_CHALLENGE:_ Keep only the lines of the data below that contain "title", and copy them.
----
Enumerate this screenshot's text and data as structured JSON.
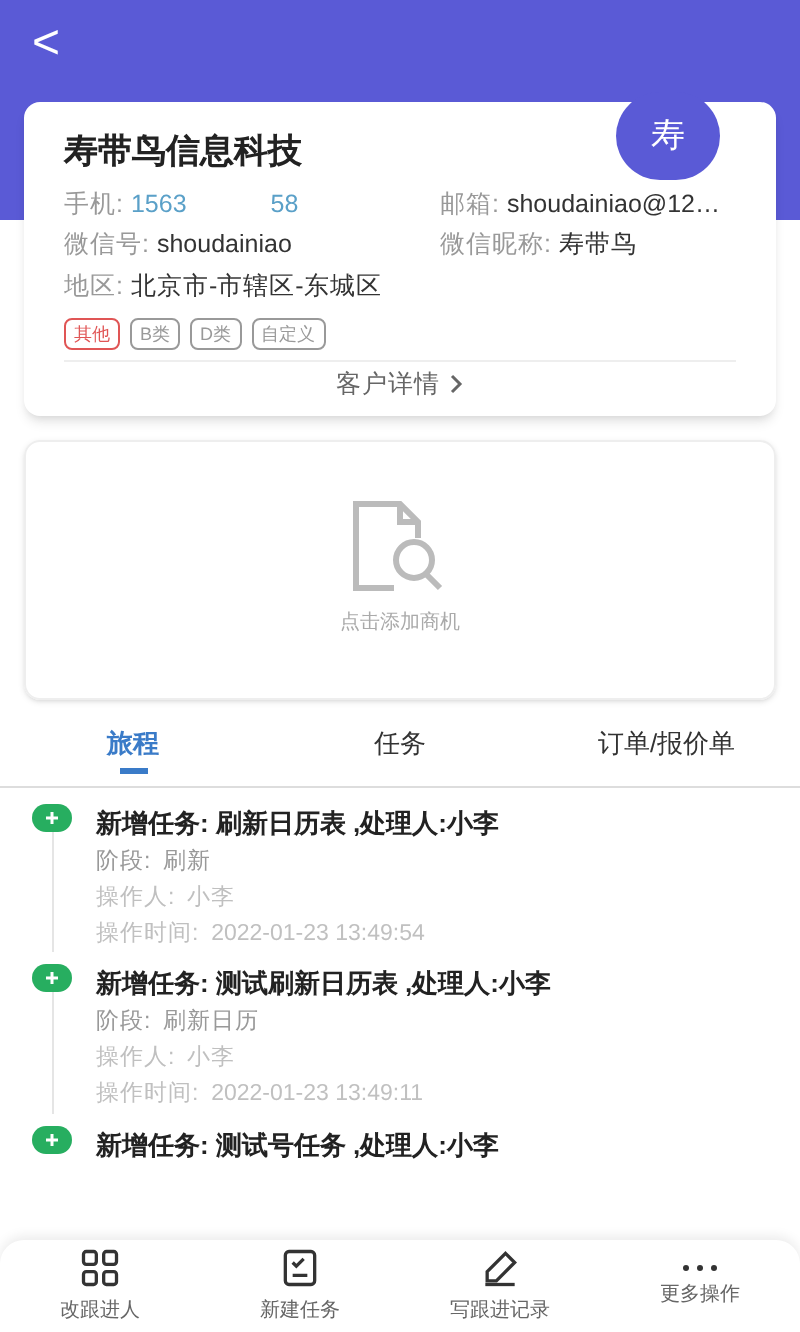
{
  "header": {
    "back": "<"
  },
  "customer": {
    "name": "寿带鸟信息科技",
    "avatar": "寿",
    "fields": [
      {
        "label": "手机:",
        "value": "1563",
        "value_tail": "58",
        "kind": "phone"
      },
      {
        "label": "邮箱:",
        "value": "shoudainiao@12…",
        "kind": "text"
      },
      {
        "label": "微信号:",
        "value": "shoudainiao",
        "kind": "text"
      },
      {
        "label": "微信昵称:",
        "value": "寿带鸟",
        "kind": "text"
      },
      {
        "label": "地区:",
        "value": "北京市-市辖区-东城区",
        "kind": "text"
      }
    ],
    "tags": [
      {
        "label": "其他",
        "color": "#e05555"
      },
      {
        "label": "B类",
        "color": "#999999"
      },
      {
        "label": "D类",
        "color": "#999999"
      },
      {
        "label": "自定义",
        "color": "#999999"
      }
    ],
    "detail_link": "客户详情"
  },
  "opportunity": {
    "hint": "点击添加商机"
  },
  "tabs": [
    {
      "label": "旅程",
      "selected": true
    },
    {
      "label": "任务",
      "selected": false
    },
    {
      "label": "订单/报价单",
      "selected": false
    }
  ],
  "timeline": [
    {
      "title": "新增任务: 刷新日历表 ,处理人:小李",
      "lines": [
        "阶段:  刷新",
        "操作人:  小李",
        "操作时间:  2022-01-23 13:49:54"
      ]
    },
    {
      "title": "新增任务: 测试刷新日历表 ,处理人:小李",
      "lines": [
        "阶段:  刷新日历",
        "操作人:  小李",
        "操作时间:  2022-01-23 13:49:11"
      ]
    },
    {
      "title": "新增任务: 测试号任务 ,处理人:小李"
    }
  ],
  "bottom_nav": [
    {
      "label": "改跟进人",
      "kind": "grid"
    },
    {
      "label": "新建任务",
      "kind": "task"
    },
    {
      "label": "写跟进记录",
      "kind": "pen"
    },
    {
      "label": "更多操作",
      "kind": "more"
    }
  ]
}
----
_SOLUTION TO THE EXERCISE:_
      "title": "新增任务: 刷新日历表 ,处理人:小李",
      "title": "新增任务: 测试刷新日历表 ,处理人:小李",
      "title": "新增任务: 测试号任务 ,处理人:小李"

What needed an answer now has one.